** begin **

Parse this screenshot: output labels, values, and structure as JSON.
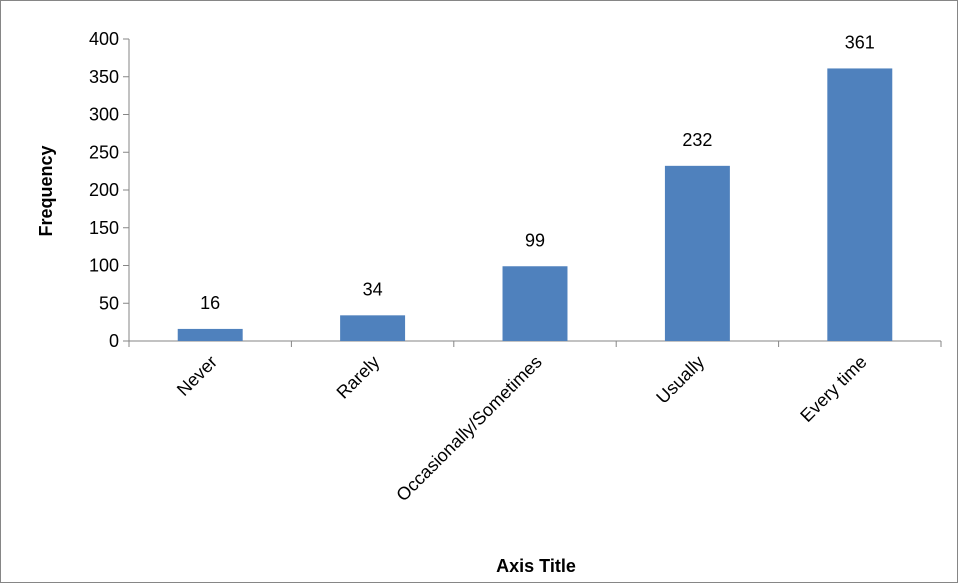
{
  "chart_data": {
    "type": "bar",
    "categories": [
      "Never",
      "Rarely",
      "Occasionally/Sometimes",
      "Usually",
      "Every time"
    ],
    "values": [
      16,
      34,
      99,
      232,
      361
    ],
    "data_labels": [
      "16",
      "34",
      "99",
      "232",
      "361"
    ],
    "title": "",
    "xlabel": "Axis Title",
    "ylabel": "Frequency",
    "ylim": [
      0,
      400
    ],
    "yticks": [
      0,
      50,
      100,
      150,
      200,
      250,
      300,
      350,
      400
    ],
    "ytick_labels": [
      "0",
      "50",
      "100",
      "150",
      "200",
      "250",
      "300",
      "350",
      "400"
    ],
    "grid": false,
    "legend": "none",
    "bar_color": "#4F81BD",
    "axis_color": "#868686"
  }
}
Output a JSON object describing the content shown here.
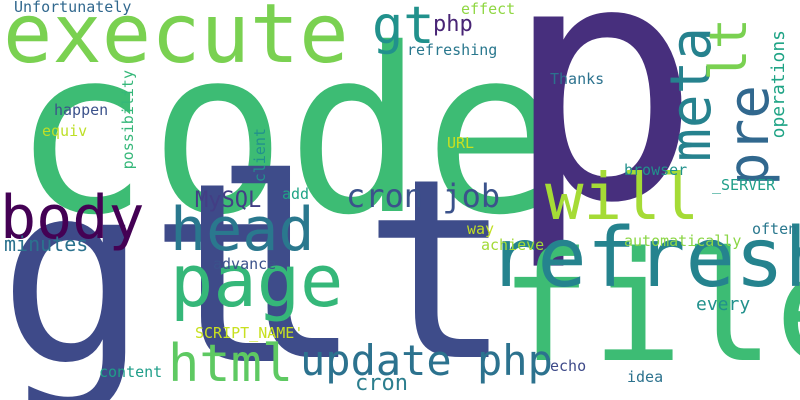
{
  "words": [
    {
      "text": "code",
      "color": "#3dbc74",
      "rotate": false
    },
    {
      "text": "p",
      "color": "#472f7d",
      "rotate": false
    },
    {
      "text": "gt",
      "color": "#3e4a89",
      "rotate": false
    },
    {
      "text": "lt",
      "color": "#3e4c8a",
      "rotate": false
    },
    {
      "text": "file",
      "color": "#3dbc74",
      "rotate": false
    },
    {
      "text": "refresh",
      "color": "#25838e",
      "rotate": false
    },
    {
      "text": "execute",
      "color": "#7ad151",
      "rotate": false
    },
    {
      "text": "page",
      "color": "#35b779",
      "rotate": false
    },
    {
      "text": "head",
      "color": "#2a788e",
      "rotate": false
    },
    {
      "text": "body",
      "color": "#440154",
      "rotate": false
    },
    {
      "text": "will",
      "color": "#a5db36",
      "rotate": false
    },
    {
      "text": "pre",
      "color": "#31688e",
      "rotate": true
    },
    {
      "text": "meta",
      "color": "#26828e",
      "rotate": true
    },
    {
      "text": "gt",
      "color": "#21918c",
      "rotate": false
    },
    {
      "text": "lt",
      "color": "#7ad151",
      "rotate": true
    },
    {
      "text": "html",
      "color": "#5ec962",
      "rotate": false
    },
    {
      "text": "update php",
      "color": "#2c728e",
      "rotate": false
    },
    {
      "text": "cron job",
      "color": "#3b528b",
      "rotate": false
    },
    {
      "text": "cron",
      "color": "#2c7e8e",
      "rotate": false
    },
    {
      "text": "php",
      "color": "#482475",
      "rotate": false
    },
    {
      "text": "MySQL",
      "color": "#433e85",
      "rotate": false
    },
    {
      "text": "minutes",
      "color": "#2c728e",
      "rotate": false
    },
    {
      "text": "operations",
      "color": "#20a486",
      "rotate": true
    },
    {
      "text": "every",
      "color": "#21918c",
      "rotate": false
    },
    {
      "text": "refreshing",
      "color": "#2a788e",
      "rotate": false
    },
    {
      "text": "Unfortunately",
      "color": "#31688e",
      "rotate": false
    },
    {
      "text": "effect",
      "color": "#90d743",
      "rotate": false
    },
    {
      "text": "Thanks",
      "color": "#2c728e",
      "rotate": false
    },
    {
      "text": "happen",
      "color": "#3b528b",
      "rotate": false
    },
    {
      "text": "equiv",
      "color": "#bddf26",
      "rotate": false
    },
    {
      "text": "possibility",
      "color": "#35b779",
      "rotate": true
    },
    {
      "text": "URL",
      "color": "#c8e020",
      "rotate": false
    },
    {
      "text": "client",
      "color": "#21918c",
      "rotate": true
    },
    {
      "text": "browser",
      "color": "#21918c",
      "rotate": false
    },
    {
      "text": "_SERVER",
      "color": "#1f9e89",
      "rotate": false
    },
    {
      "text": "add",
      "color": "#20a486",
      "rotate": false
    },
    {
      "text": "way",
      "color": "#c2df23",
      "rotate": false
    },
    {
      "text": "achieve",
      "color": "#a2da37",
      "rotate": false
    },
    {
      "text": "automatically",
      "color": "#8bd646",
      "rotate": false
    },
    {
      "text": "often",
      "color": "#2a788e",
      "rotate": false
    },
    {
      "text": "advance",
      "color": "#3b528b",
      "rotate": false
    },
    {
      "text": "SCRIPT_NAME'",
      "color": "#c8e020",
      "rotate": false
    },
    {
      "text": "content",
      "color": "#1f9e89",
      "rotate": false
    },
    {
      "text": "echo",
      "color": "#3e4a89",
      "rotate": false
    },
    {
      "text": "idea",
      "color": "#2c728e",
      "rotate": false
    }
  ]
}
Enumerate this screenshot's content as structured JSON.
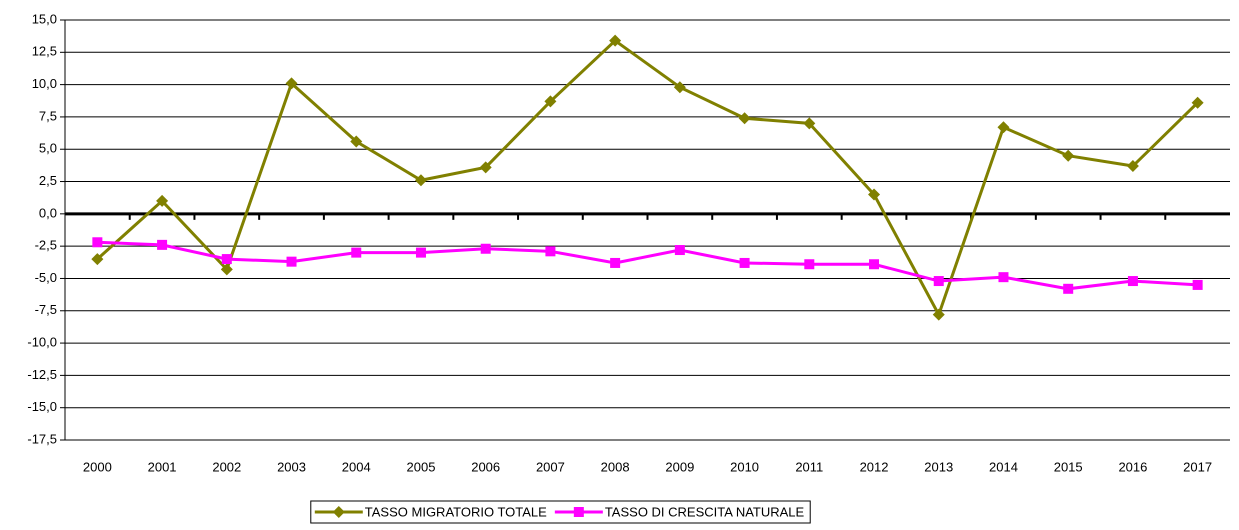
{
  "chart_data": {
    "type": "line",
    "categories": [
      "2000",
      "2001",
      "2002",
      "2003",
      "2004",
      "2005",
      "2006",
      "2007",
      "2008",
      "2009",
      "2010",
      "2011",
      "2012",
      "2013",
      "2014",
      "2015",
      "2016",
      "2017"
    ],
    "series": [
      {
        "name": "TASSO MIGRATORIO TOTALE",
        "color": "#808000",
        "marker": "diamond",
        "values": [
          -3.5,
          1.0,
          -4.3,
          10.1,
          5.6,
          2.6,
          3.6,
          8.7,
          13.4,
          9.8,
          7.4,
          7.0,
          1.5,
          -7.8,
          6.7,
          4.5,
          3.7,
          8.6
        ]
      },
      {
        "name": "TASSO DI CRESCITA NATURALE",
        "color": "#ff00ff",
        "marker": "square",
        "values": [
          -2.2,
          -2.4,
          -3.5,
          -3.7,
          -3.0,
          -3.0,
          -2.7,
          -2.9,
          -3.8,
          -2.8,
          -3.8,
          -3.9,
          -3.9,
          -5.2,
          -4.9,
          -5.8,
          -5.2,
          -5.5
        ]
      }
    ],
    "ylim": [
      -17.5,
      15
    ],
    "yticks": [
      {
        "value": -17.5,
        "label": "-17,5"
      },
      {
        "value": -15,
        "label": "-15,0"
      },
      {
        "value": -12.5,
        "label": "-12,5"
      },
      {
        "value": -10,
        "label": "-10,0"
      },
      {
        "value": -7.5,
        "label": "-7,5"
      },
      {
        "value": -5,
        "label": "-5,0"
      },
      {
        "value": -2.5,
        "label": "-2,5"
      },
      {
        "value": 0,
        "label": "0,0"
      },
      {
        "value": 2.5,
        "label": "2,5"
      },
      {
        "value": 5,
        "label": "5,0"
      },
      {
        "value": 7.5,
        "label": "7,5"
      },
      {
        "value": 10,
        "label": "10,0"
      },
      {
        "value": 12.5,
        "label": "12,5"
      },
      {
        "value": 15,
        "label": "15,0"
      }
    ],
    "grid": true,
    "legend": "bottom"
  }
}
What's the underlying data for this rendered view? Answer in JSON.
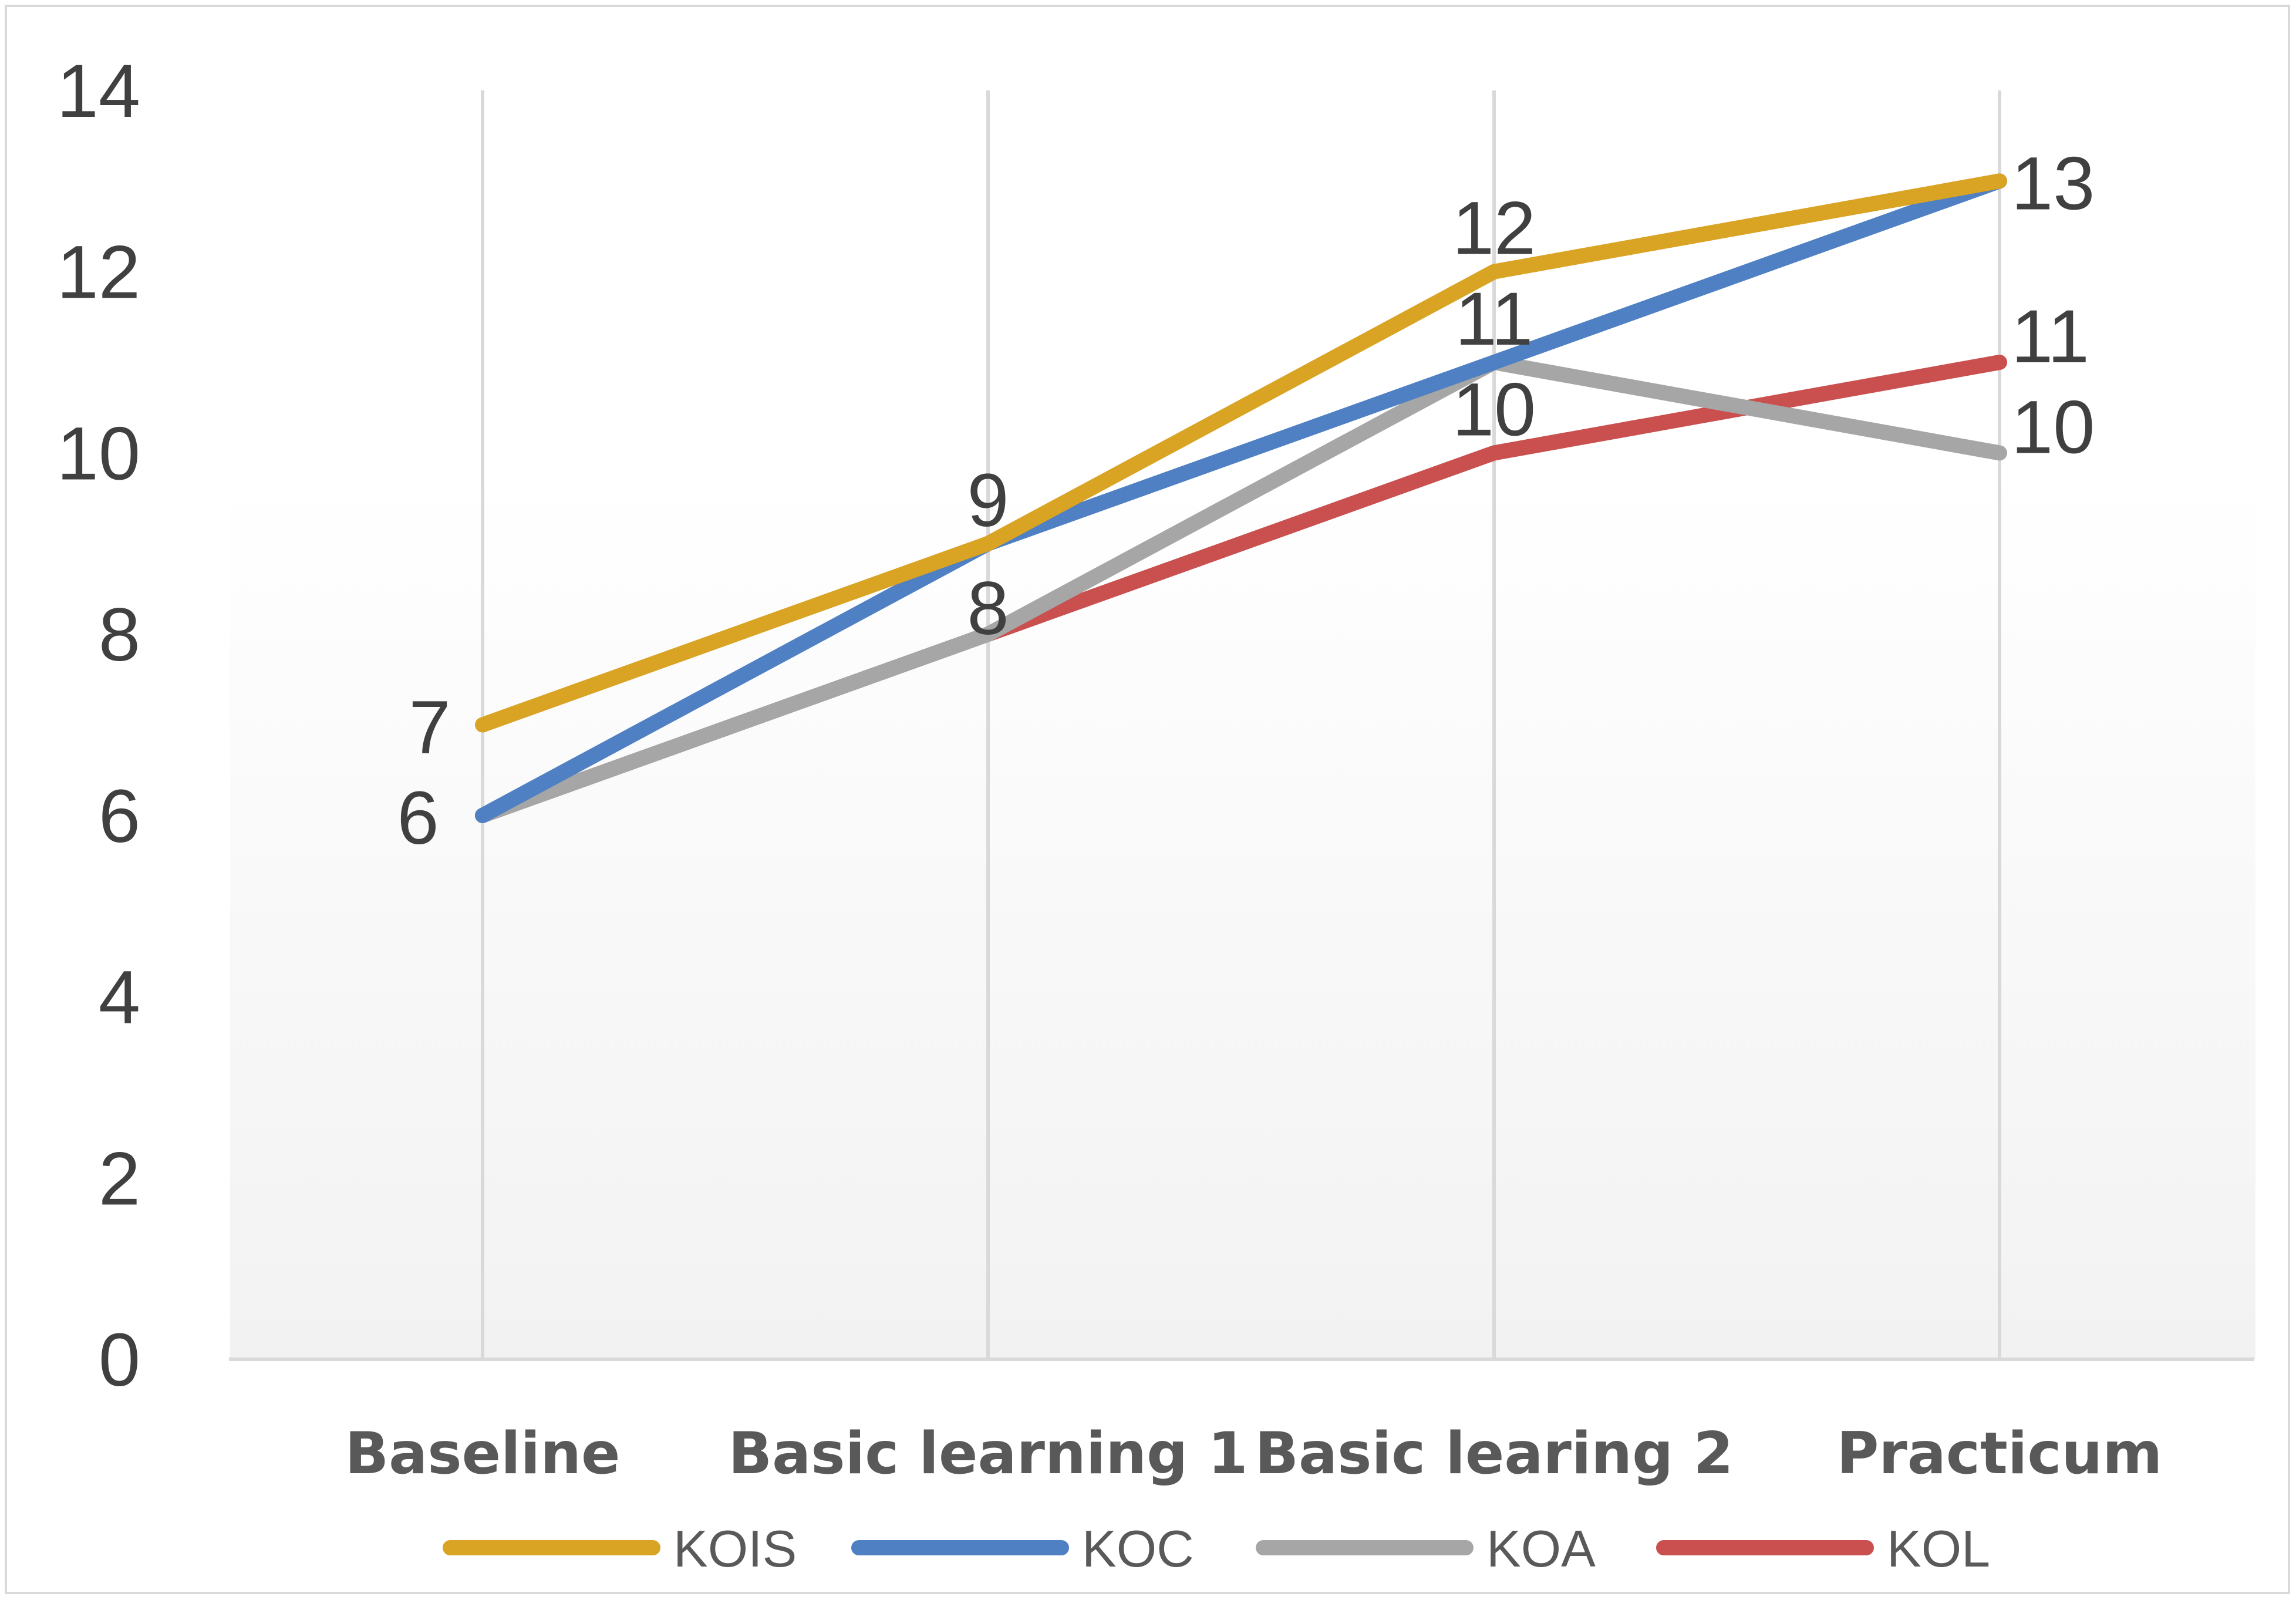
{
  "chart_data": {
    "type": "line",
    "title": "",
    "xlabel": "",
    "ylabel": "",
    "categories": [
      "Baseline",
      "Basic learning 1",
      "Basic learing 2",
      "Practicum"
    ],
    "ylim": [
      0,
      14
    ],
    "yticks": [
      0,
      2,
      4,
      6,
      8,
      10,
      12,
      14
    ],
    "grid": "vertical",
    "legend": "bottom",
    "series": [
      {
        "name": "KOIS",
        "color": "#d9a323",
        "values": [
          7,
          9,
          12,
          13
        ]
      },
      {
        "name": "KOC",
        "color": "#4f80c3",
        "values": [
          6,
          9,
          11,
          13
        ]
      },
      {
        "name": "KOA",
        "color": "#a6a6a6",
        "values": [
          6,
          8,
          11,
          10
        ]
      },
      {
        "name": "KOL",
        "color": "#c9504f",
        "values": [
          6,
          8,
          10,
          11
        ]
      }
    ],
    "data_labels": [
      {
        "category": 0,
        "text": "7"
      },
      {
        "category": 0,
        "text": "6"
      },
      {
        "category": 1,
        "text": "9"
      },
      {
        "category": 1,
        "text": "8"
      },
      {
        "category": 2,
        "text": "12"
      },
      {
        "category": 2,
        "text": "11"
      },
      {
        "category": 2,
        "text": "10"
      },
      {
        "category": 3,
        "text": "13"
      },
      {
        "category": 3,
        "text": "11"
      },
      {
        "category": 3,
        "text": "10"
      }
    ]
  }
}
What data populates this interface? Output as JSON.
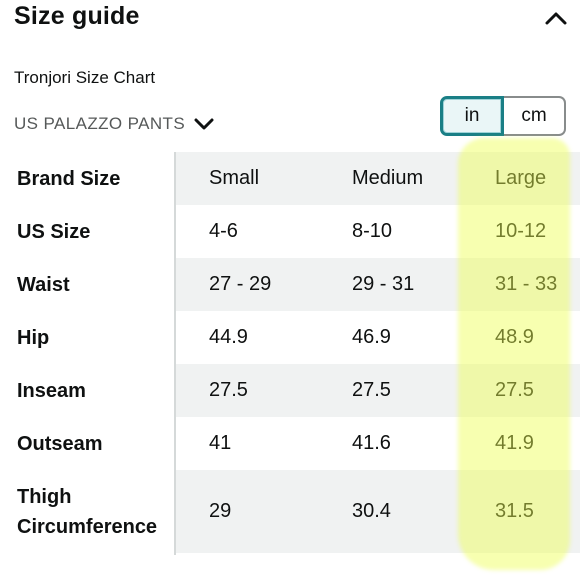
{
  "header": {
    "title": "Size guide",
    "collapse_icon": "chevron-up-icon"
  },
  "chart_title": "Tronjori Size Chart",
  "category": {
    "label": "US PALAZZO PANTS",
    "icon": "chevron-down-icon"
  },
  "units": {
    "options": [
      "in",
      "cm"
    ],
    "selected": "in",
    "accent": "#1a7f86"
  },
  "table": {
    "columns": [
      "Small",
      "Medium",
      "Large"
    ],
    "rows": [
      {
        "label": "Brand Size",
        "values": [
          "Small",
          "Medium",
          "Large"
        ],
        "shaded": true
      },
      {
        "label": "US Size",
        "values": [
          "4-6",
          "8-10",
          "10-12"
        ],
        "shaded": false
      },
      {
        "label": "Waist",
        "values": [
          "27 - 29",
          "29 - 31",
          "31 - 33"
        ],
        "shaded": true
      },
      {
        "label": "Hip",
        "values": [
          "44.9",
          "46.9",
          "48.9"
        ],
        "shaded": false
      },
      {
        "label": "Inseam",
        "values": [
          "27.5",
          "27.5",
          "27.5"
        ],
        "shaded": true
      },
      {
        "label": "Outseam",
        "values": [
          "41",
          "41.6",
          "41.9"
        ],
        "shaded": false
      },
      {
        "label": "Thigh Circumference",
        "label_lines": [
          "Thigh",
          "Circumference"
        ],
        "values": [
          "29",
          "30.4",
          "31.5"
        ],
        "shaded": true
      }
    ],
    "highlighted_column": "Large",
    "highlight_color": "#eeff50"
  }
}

** end **

Given task —
Pull out each line of the records holding the string "Circumference".

Task solution —
        "label": "Thigh Circumference",
          "Circumference"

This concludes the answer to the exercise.